====== Supplied material ======
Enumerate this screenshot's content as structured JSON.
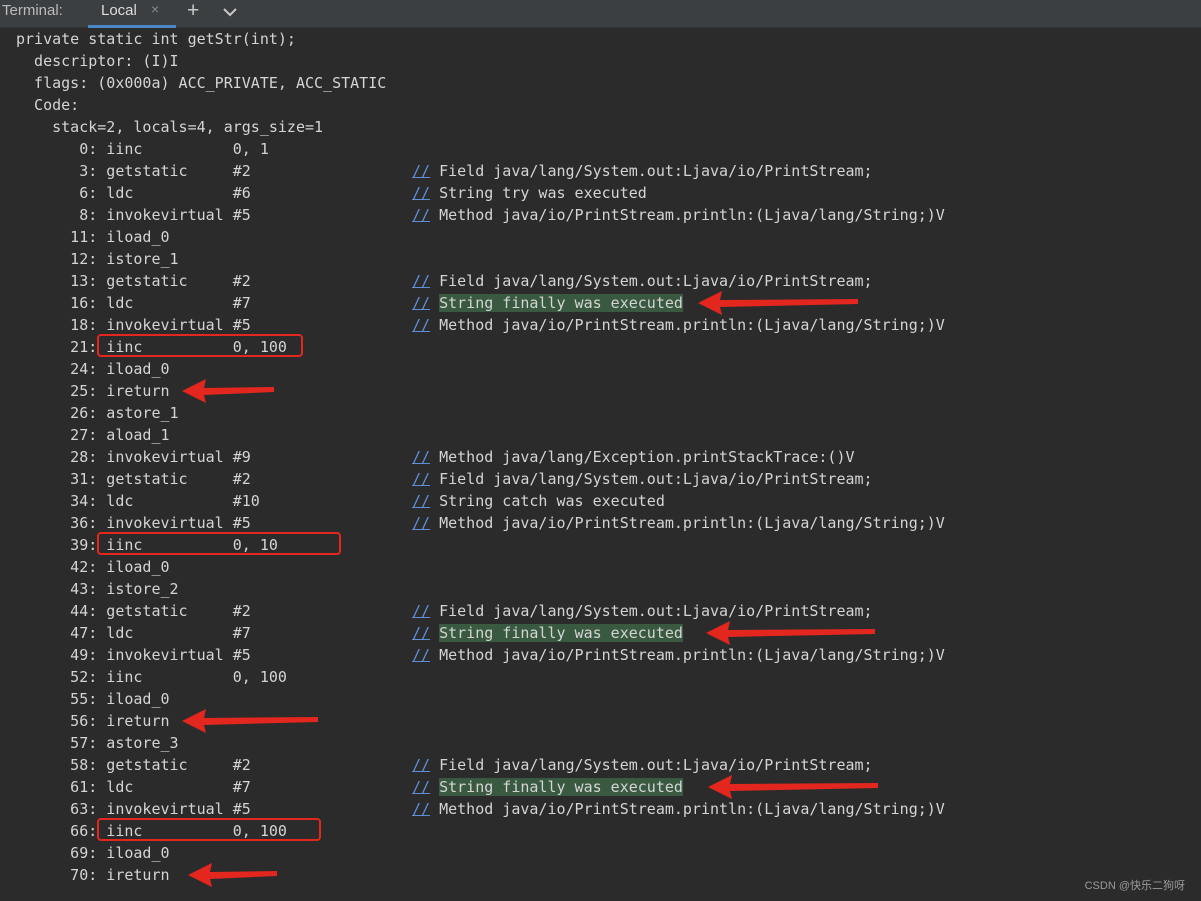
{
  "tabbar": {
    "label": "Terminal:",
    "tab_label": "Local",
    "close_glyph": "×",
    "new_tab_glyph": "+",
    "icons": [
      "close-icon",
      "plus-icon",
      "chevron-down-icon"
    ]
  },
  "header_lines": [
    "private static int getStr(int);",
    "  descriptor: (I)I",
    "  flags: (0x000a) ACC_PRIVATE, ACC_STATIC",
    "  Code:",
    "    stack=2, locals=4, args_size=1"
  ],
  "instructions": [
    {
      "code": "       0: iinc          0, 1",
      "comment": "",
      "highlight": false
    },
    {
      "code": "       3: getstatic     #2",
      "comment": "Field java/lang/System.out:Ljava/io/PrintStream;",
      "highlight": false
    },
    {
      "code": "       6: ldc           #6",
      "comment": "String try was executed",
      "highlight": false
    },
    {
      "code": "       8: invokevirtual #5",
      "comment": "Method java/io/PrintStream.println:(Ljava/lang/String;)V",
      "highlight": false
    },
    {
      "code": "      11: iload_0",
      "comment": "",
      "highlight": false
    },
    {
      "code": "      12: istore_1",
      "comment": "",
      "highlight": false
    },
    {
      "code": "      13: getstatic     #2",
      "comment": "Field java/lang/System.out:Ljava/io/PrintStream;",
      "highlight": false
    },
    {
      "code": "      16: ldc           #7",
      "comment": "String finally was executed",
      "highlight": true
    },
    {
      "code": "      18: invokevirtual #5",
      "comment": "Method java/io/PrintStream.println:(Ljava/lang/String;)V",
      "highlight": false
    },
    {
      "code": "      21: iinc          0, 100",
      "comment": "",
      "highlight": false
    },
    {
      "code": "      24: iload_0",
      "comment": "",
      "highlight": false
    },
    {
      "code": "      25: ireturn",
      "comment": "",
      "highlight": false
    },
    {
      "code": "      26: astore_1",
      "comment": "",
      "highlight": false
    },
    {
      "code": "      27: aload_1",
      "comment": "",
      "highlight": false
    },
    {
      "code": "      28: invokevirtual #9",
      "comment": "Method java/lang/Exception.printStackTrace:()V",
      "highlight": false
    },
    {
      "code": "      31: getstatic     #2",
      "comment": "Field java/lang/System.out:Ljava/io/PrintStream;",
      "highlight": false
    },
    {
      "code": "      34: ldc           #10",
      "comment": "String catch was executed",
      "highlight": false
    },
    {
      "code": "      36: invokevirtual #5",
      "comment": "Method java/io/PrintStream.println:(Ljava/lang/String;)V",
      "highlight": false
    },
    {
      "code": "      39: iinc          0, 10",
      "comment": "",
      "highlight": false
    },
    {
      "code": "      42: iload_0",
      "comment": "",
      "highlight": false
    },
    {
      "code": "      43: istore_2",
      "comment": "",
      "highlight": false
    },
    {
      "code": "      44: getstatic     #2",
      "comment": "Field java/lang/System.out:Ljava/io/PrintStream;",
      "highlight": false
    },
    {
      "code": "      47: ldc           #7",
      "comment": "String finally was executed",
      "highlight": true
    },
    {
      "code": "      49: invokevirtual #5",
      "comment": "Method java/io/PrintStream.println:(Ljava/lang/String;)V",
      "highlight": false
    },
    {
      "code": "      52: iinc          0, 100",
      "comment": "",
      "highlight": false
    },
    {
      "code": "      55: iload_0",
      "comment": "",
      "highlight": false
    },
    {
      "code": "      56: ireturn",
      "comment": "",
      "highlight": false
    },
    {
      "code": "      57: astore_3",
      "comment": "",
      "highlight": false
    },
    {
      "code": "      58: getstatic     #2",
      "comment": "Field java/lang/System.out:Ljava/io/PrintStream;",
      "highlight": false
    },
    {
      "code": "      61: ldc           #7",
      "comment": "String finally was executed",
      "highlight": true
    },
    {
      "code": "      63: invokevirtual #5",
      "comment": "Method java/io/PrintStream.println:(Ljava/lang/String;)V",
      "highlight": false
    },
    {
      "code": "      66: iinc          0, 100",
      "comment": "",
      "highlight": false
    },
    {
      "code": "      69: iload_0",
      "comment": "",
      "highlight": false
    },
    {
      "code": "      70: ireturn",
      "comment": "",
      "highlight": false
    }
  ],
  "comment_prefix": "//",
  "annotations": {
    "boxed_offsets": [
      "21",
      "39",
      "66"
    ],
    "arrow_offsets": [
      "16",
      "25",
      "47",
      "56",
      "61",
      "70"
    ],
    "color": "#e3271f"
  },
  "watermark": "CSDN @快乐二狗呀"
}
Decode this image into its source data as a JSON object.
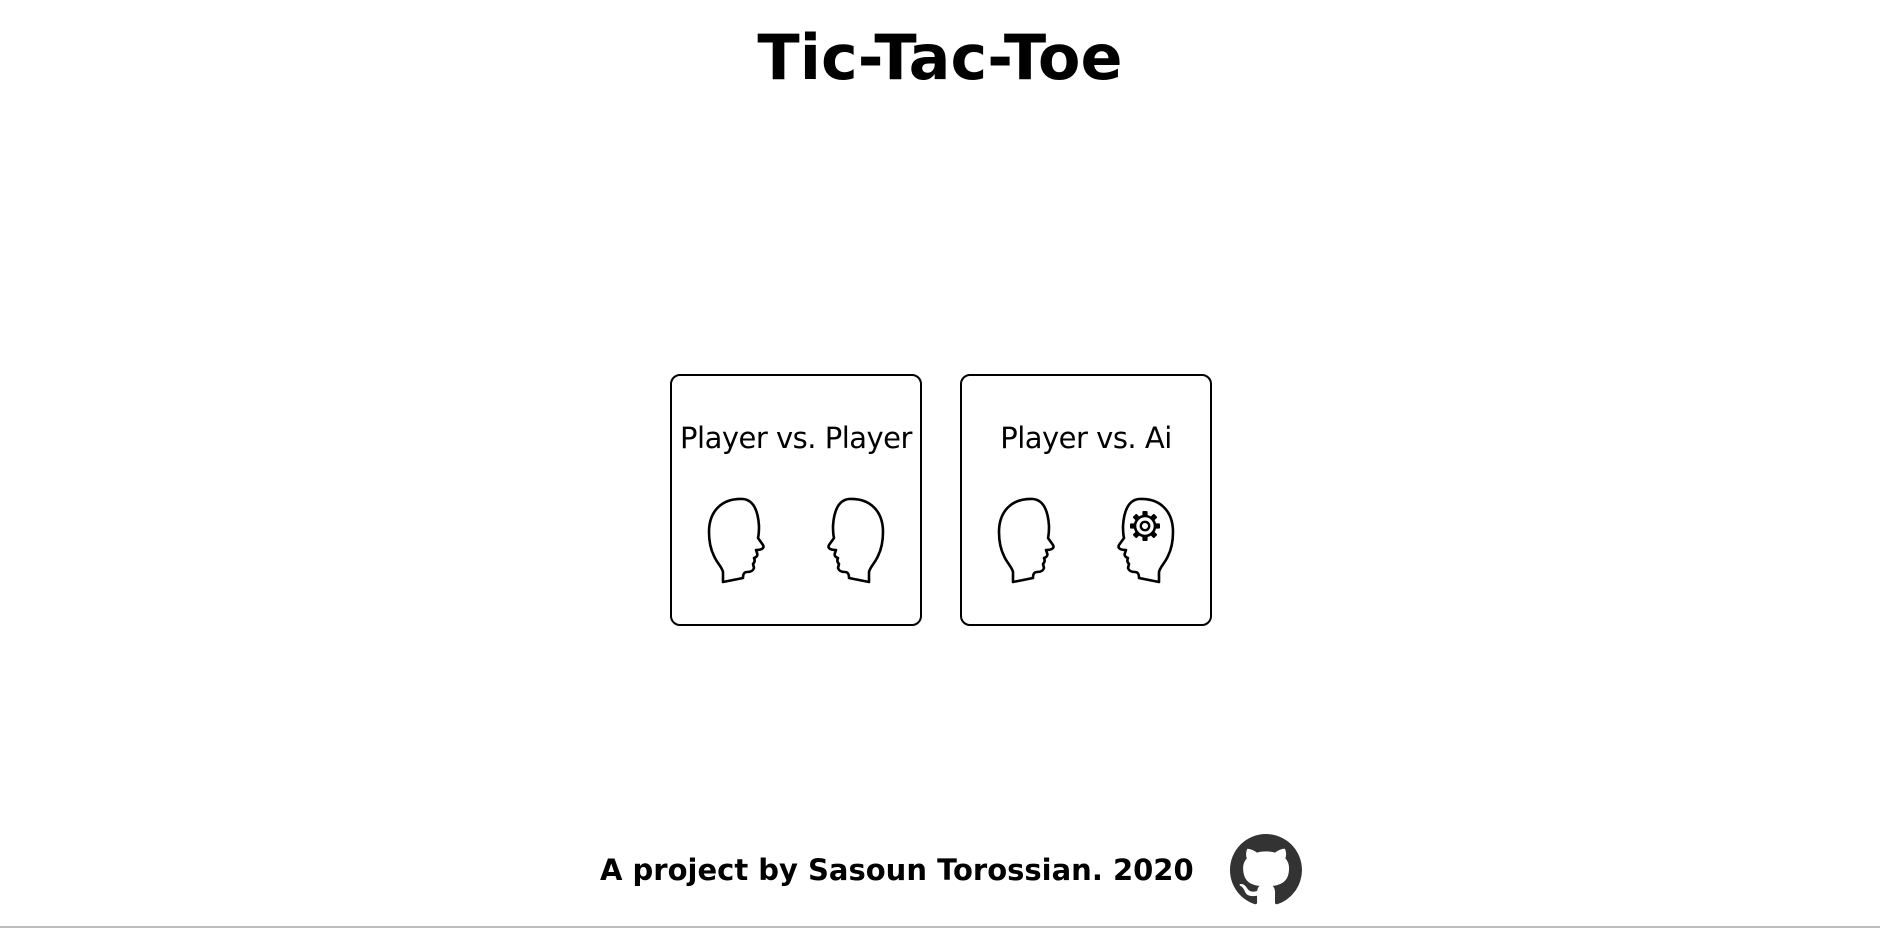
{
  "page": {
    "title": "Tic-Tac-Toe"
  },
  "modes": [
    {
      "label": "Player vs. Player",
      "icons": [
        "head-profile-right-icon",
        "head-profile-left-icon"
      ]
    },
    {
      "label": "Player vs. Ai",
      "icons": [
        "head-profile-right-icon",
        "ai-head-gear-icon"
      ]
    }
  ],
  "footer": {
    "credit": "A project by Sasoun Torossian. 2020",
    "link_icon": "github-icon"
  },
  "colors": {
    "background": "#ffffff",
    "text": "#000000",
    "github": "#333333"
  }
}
======
• What is required
Transcribe all of the entries word for word, but skip any pictures they contain.

• Response for this exercise
Enumerate this screenshot's content as structured JSON.
{
  "tabbar": {
    "label": "Terminal:",
    "tab_label": "Local",
    "close_glyph": "×",
    "new_tab_glyph": "+",
    "icons": [
      "close-icon",
      "plus-icon",
      "chevron-down-icon"
    ]
  },
  "header_lines": [
    "private static int getStr(int);",
    "  descriptor: (I)I",
    "  flags: (0x000a) ACC_PRIVATE, ACC_STATIC",
    "  Code:",
    "    stack=2, locals=4, args_size=1"
  ],
  "instructions": [
    {
      "code": "       0: iinc          0, 1",
      "comment": "",
      "highlight": false
    },
    {
      "code": "       3: getstatic     #2",
      "comment": "Field java/lang/System.out:Ljava/io/PrintStream;",
      "highlight": false
    },
    {
      "code": "       6: ldc           #6",
      "comment": "String try was executed",
      "highlight": false
    },
    {
      "code": "       8: invokevirtual #5",
      "comment": "Method java/io/PrintStream.println:(Ljava/lang/String;)V",
      "highlight": false
    },
    {
      "code": "      11: iload_0",
      "comment": "",
      "highlight": false
    },
    {
      "code": "      12: istore_1",
      "comment": "",
      "highlight": false
    },
    {
      "code": "      13: getstatic     #2",
      "comment": "Field java/lang/System.out:Ljava/io/PrintStream;",
      "highlight": false
    },
    {
      "code": "      16: ldc           #7",
      "comment": "String finally was executed",
      "highlight": true
    },
    {
      "code": "      18: invokevirtual #5",
      "comment": "Method java/io/PrintStream.println:(Ljava/lang/String;)V",
      "highlight": false
    },
    {
      "code": "      21: iinc          0, 100",
      "comment": "",
      "highlight": false
    },
    {
      "code": "      24: iload_0",
      "comment": "",
      "highlight": false
    },
    {
      "code": "      25: ireturn",
      "comment": "",
      "highlight": false
    },
    {
      "code": "      26: astore_1",
      "comment": "",
      "highlight": false
    },
    {
      "code": "      27: aload_1",
      "comment": "",
      "highlight": false
    },
    {
      "code": "      28: invokevirtual #9",
      "comment": "Method java/lang/Exception.printStackTrace:()V",
      "highlight": false
    },
    {
      "code": "      31: getstatic     #2",
      "comment": "Field java/lang/System.out:Ljava/io/PrintStream;",
      "highlight": false
    },
    {
      "code": "      34: ldc           #10",
      "comment": "String catch was executed",
      "highlight": false
    },
    {
      "code": "      36: invokevirtual #5",
      "comment": "Method java/io/PrintStream.println:(Ljava/lang/String;)V",
      "highlight": false
    },
    {
      "code": "      39: iinc          0, 10",
      "comment": "",
      "highlight": false
    },
    {
      "code": "      42: iload_0",
      "comment": "",
      "highlight": false
    },
    {
      "code": "      43: istore_2",
      "comment": "",
      "highlight": false
    },
    {
      "code": "      44: getstatic     #2",
      "comment": "Field java/lang/System.out:Ljava/io/PrintStream;",
      "highlight": false
    },
    {
      "code": "      47: ldc           #7",
      "comment": "String finally was executed",
      "highlight": true
    },
    {
      "code": "      49: invokevirtual #5",
      "comment": "Method java/io/PrintStream.println:(Ljava/lang/String;)V",
      "highlight": false
    },
    {
      "code": "      52: iinc          0, 100",
      "comment": "",
      "highlight": false
    },
    {
      "code": "      55: iload_0",
      "comment": "",
      "highlight": false
    },
    {
      "code": "      56: ireturn",
      "comment": "",
      "highlight": false
    },
    {
      "code": "      57: astore_3",
      "comment": "",
      "highlight": false
    },
    {
      "code": "      58: getstatic     #2",
      "comment": "Field java/lang/System.out:Ljava/io/PrintStream;",
      "highlight": false
    },
    {
      "code": "      61: ldc           #7",
      "comment": "String finally was executed",
      "highlight": true
    },
    {
      "code": "      63: invokevirtual #5",
      "comment": "Method java/io/PrintStream.println:(Ljava/lang/String;)V",
      "highlight": false
    },
    {
      "code": "      66: iinc          0, 100",
      "comment": "",
      "highlight": false
    },
    {
      "code": "      69: iload_0",
      "comment": "",
      "highlight": false
    },
    {
      "code": "      70: ireturn",
      "comment": "",
      "highlight": false
    }
  ],
  "comment_prefix": "//",
  "annotations": {
    "boxed_offsets": [
      "21",
      "39",
      "66"
    ],
    "arrow_offsets": [
      "16",
      "25",
      "47",
      "56",
      "61",
      "70"
    ],
    "color": "#e3271f"
  },
  "watermark": "CSDN @快乐二狗呀"
}
Decode this image into its source data as a JSON object.
{
  "page": {
    "title": "Tic-Tac-Toe"
  },
  "modes": [
    {
      "label": "Player vs. Player",
      "icons": [
        "head-profile-right-icon",
        "head-profile-left-icon"
      ]
    },
    {
      "label": "Player vs. Ai",
      "icons": [
        "head-profile-right-icon",
        "ai-head-gear-icon"
      ]
    }
  ],
  "footer": {
    "credit": "A project by Sasoun Torossian. 2020",
    "link_icon": "github-icon"
  },
  "colors": {
    "background": "#ffffff",
    "text": "#000000",
    "github": "#333333"
  }
}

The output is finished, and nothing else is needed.